+++ Provided passage

Figure 16 shows the basic pipeline of semantic correspondence, in which CNN features learned by using pre-trained CNNs are adopted rather than handcrafted features. Two mainly schemes using for matching: 1) End-to-end methods take advantage of the superior of deep learning architectures, but some prior information such as labeled data are required. 2) Preprocessing-based methods initially learn CNN features from the images, then the correspondences are obtained with some post-processing strategies.
Ufer and Ommer [39] adopted the pre-trained Alexnet on ImageNet dataset[40] to generate image pyramids and feature pyramids, and extracted the CNN features from the feature maps of the first four convolution layers according to the Shannon formula and non-maximum suppression algorithm. To obtain the optimal correspondences, they solved an objective function consisting of similarity constraints, and geometric constraints utilizing the geometrical information (i.e., position, direction, and distance). Similarly, Aberman et al. adopted a pre-trained VGG-19 network to generate a five-layer feature map pyramid, constructed a feature descriptor with nominal dimension for each neuron, and then searched for the Neural Best Buddies pairs with a nearest neighbor matching algorithm[41]. A coarse-to-fine scheme is introduced to precisely locate the matched feature pairs from the high to low level.

++++++
+++ Material supplied

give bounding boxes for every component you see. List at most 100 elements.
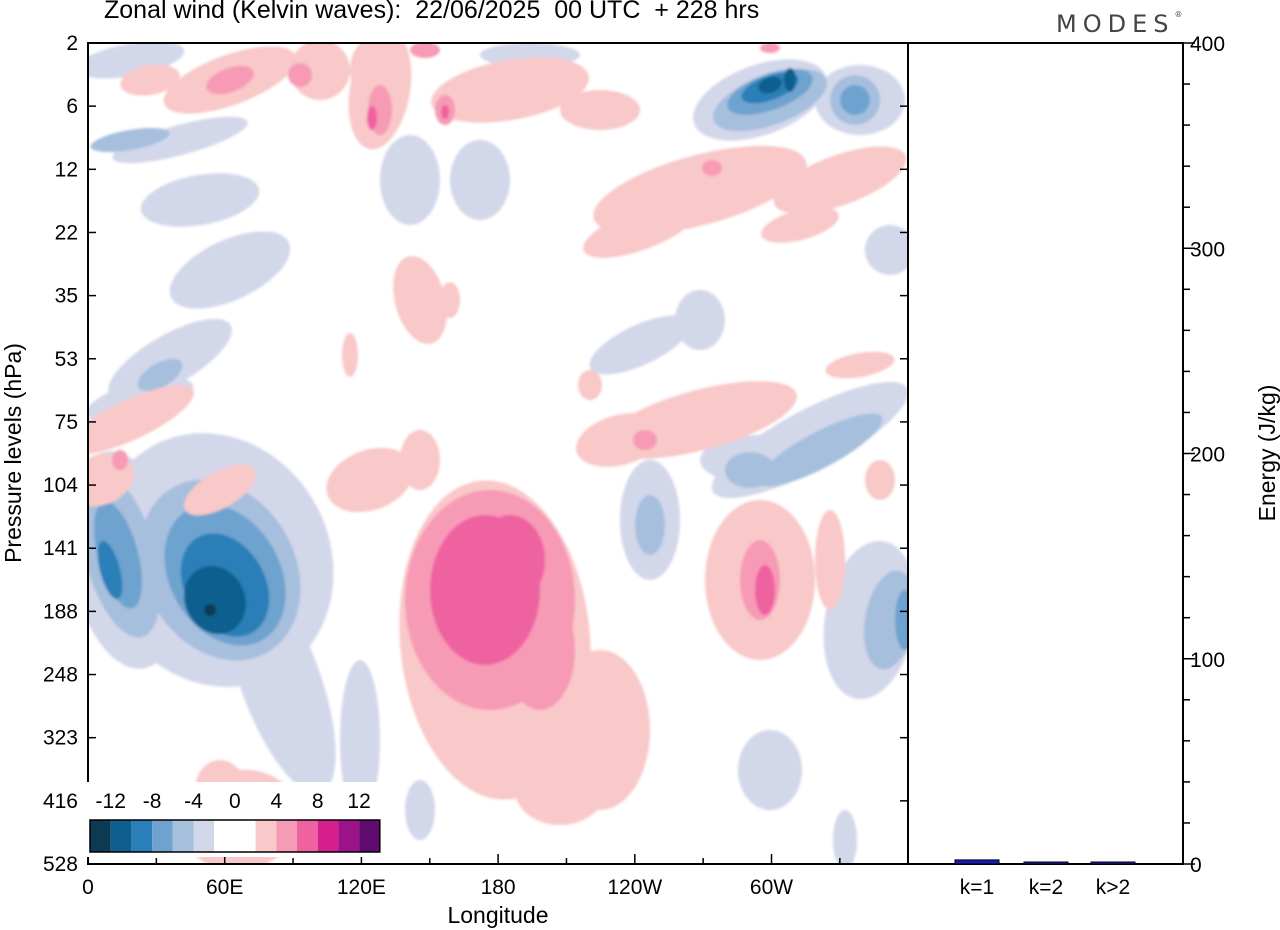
westerly-contour (206, 65, 254, 95)
westerly-contour (825, 351, 895, 379)
pressure-axis: 2 6 12 22 35 53 75 104 141 188 248 323 416 528 (43, 32, 908, 876)
easterly-contour (833, 810, 857, 864)
energy-bar (954, 859, 1000, 865)
colorbar-cell (276, 820, 297, 852)
easterly-contour (895, 590, 908, 650)
x-axis-title: Longitude (447, 902, 548, 928)
easterly-contour (184, 565, 246, 635)
y-tick-label: 6 (66, 95, 78, 118)
westerly-contour (400, 430, 440, 490)
energy-axis: 0 100 200 300 400 (1183, 33, 1225, 877)
westerly-contour (288, 63, 312, 87)
colorbar-frame (89, 819, 381, 853)
y-tick-label: 248 (43, 664, 78, 687)
easterly-contour (140, 173, 260, 227)
easterly-contour (450, 140, 510, 220)
easterly-contour (758, 76, 782, 94)
westerly-contour (515, 755, 605, 825)
y-tick-label: 188 (43, 600, 78, 623)
energy-bar-label: k=2 (1029, 876, 1063, 899)
energy-bar (1090, 861, 1136, 865)
y-tick-label: 12 (55, 158, 78, 181)
energy-bar (1023, 861, 1069, 865)
y-tick-label: 75 (55, 411, 78, 434)
wind-contours (88, 43, 908, 864)
easterly-contour (94, 501, 142, 609)
westerly-contour (184, 464, 256, 516)
westerly-contour (88, 385, 195, 455)
colorbar-label: 8 (312, 790, 324, 813)
westerly-contour (112, 450, 128, 470)
westerly-contour (367, 106, 377, 130)
y-tick-label: 22 (55, 221, 78, 244)
colorbar-cell (359, 820, 380, 852)
colorbar-label: -4 (184, 790, 203, 813)
colorbar-label: 12 (347, 790, 370, 813)
westerly-contour (865, 460, 895, 500)
y-tick-label: 141 (43, 537, 78, 560)
colorbar-cell (193, 820, 215, 852)
westerly-contour (431, 57, 589, 123)
colorbar-cell (297, 820, 318, 852)
y-tick-label: 53 (55, 348, 78, 371)
energy-tick-label: 0 (1190, 854, 1202, 877)
westerly-contour (583, 202, 697, 258)
x-tick-label: 0 (82, 876, 94, 899)
easterly-contour (380, 135, 440, 225)
colorbar-cell (172, 820, 194, 852)
easterly-contour (635, 495, 665, 555)
easterly-contour (725, 452, 775, 488)
colorbar-cell (90, 820, 111, 852)
energy-tick-label: 400 (1190, 33, 1225, 56)
y-tick-label: 104 (43, 474, 78, 497)
colorbar-label: 4 (270, 790, 282, 813)
longitude-axis: 0 60E 120E 180 120W 60W (82, 854, 909, 899)
westerly-contour (773, 146, 907, 214)
energy-tick-label: 300 (1190, 238, 1225, 261)
modes-logo: MODES® (1056, 10, 1183, 38)
westerly-contour (755, 565, 775, 615)
colorbar-legend: -12 -8 -4 0 4 8 12 (86, 782, 386, 857)
westerly-contour (760, 43, 780, 53)
colorbar-cell (152, 820, 173, 852)
westerly-contour (702, 160, 722, 176)
colorbar-cell (131, 820, 153, 852)
energy-tick-label: 100 (1190, 649, 1225, 672)
westerly-contour (633, 430, 657, 450)
energy-axis-title: Energy (J/kg) (1254, 385, 1280, 522)
colorbar-label: -12 (96, 790, 126, 813)
colorbar-cell (255, 820, 277, 852)
easterly-contour (405, 780, 435, 840)
easterly-contour (784, 68, 796, 92)
colorbar-cell (317, 820, 339, 852)
x-tick-label: 60W (750, 876, 793, 899)
x-tick-label: 60E (206, 876, 243, 899)
colorbar-label: -8 (143, 790, 162, 813)
easterly-contour (738, 730, 802, 810)
easterly-contour (137, 358, 183, 392)
westerly-contour (393, 256, 447, 344)
westerly-contour (576, 413, 664, 467)
colorbar-cell (214, 820, 235, 852)
westerly-contour (815, 510, 845, 610)
x-tick-label: 120E (337, 876, 386, 899)
easterly-contour (865, 225, 908, 275)
westerly-contour (440, 282, 460, 318)
energy-bar-label: k=1 (960, 876, 994, 899)
westerly-contour (326, 447, 414, 513)
y-tick-label: 35 (55, 285, 78, 308)
easterly-contour (589, 315, 691, 375)
colorbar-label: 0 (229, 790, 241, 813)
energy-bar-label: k>2 (1096, 876, 1130, 899)
x-tick-label: 180 (481, 876, 516, 899)
easterly-contour (97, 540, 123, 600)
y-tick-label: 323 (43, 727, 78, 750)
westerly-contour (560, 90, 640, 130)
westerly-contour (475, 515, 545, 605)
y-tick-label: 528 (43, 853, 78, 876)
y-tick-label: 2 (66, 32, 78, 55)
energy-bars: k=1 k=2 k>2 (954, 859, 1136, 899)
easterly-contour (204, 604, 216, 616)
easterly-contour (675, 290, 725, 350)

++++++

> Task to complete
In the semantic correspondence passage, reproduce the portion starting with "Figure 16 shows" and going on through "some post-processing strategies.", substituting "hand-engineered features" for "handcrafted features".

> Response to the task
Figure 16 shows the basic pipeline of semantic correspondence, in which CNN features learned by using pre-trained CNNs are adopted rather than hand-engineered features. Two mainly schemes using for matching: 1) End-to-end methods take advantage of the superior of deep learning architectures, but some prior information such as labeled data are required. 2) Preprocessing-based methods initially learn CNN features from the images, then the correspondences are obtained with some post-processing strategies.